→ Direction: Each line of the data that includes the string "มาณน" is to be copied out.

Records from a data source

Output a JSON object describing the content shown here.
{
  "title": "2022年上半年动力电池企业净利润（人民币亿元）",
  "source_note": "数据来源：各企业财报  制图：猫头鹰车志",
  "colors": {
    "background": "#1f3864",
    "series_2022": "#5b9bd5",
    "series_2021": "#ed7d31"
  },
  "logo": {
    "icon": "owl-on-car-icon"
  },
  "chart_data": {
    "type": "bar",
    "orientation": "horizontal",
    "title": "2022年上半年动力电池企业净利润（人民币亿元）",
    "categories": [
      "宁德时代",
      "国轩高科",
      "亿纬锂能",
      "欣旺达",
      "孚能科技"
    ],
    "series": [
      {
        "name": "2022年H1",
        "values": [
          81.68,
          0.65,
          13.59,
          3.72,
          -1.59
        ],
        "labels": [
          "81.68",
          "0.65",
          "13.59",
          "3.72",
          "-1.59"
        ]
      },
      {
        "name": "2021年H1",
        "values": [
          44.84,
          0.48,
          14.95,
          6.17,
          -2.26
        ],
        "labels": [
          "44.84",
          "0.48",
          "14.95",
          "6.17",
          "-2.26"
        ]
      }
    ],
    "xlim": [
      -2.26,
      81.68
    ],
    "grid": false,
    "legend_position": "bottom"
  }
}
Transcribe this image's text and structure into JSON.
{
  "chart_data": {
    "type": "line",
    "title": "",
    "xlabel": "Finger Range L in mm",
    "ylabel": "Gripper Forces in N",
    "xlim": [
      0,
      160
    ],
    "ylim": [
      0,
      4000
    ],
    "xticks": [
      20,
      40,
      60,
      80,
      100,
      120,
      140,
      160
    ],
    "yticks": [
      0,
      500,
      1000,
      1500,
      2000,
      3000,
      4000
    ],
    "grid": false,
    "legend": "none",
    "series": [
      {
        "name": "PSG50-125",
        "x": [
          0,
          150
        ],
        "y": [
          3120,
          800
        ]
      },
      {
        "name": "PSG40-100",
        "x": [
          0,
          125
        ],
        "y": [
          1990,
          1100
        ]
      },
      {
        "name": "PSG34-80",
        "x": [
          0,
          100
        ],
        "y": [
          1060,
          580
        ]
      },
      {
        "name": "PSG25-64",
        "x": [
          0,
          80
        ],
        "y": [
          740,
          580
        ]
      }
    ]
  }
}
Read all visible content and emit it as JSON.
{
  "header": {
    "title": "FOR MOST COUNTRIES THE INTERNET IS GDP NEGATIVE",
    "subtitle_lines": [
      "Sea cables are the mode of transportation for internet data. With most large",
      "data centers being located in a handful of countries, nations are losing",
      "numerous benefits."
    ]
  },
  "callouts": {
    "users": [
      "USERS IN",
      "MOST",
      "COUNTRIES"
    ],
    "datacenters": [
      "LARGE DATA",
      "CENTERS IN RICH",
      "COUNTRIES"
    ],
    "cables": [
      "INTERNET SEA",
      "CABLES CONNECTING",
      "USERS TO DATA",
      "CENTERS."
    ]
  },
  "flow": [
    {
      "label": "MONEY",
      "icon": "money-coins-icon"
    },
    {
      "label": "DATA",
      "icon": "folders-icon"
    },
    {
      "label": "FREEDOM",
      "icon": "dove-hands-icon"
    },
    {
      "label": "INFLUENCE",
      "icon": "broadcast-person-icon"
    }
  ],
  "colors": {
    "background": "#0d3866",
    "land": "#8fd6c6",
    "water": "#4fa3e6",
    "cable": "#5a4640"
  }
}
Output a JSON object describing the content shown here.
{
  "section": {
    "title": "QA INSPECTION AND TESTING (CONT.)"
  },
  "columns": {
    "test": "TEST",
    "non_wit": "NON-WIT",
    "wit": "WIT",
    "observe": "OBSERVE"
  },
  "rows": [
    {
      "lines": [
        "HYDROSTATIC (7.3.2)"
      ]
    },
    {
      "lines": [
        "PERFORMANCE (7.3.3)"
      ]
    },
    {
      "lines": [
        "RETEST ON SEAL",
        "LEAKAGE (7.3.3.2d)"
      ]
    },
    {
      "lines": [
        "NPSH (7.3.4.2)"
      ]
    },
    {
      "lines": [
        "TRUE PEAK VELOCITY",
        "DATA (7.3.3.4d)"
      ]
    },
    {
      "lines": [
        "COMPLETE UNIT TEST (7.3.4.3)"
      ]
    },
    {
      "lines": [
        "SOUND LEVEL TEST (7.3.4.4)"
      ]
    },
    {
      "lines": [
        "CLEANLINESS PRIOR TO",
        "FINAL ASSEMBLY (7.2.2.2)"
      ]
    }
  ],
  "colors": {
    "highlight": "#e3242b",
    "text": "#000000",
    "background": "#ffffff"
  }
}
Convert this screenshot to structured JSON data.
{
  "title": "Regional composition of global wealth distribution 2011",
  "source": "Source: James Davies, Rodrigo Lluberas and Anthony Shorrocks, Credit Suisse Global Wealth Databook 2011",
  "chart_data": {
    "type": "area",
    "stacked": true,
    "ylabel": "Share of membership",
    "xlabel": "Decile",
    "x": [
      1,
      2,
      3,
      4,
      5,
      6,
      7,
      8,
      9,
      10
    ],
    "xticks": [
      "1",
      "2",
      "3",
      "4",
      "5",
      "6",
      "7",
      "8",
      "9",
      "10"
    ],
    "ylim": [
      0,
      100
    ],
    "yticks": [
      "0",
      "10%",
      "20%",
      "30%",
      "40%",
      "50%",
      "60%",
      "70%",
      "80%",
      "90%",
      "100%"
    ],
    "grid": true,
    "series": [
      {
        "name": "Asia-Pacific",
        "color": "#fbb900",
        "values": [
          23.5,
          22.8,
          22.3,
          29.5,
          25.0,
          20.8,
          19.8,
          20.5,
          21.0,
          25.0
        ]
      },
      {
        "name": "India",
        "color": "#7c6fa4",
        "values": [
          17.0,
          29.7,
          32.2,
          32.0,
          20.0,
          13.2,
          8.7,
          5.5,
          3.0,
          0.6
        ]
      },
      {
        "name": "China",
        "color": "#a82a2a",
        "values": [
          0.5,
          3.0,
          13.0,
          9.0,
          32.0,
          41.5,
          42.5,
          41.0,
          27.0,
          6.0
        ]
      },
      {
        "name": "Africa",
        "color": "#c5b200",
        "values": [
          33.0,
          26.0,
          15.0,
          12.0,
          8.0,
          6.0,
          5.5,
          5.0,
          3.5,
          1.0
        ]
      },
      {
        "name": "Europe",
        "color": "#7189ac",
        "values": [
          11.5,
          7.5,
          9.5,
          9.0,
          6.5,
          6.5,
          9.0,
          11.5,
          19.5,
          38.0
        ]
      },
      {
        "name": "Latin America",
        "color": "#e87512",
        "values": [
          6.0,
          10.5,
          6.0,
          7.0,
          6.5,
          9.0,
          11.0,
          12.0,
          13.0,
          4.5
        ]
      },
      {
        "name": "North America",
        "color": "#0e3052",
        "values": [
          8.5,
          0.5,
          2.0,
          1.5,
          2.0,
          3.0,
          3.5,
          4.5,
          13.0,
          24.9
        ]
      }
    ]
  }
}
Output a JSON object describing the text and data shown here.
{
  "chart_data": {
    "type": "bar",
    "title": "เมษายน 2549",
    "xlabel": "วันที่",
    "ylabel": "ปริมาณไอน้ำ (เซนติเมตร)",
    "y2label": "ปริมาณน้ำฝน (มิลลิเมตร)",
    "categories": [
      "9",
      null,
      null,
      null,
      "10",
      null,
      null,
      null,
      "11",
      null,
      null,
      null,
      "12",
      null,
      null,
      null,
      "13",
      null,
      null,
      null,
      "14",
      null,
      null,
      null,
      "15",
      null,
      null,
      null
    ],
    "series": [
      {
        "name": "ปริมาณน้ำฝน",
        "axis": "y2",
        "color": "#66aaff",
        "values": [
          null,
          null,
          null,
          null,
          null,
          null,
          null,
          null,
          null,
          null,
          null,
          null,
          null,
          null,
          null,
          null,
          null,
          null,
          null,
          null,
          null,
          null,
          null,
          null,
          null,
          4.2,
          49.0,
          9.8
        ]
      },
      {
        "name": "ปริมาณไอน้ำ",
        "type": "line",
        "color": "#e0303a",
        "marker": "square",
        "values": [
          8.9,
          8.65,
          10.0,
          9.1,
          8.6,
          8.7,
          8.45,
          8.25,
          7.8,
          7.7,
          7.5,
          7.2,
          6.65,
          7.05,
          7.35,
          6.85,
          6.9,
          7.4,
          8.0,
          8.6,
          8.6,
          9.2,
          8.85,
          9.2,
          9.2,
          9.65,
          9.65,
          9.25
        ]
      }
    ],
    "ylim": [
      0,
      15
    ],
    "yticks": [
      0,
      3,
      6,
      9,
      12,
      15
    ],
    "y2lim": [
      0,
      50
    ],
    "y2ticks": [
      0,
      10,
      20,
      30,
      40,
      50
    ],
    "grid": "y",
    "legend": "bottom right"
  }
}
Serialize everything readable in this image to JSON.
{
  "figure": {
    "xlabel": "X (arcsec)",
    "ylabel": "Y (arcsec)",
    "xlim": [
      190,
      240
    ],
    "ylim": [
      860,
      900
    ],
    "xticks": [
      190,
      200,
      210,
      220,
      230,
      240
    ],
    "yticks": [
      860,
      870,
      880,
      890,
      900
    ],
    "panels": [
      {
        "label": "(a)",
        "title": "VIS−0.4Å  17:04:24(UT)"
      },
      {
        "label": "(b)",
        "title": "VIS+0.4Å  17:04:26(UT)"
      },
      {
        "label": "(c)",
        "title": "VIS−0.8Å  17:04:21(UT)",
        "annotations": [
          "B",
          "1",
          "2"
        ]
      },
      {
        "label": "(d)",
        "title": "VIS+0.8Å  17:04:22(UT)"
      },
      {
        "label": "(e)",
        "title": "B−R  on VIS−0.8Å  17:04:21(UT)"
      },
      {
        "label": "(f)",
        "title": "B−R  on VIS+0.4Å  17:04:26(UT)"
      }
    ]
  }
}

→ Exercise output:
    "y2label": "ปริมาณน้ำฝน (มิลลิเมตร)",
        "name": "ปริมาณน้ำฝน",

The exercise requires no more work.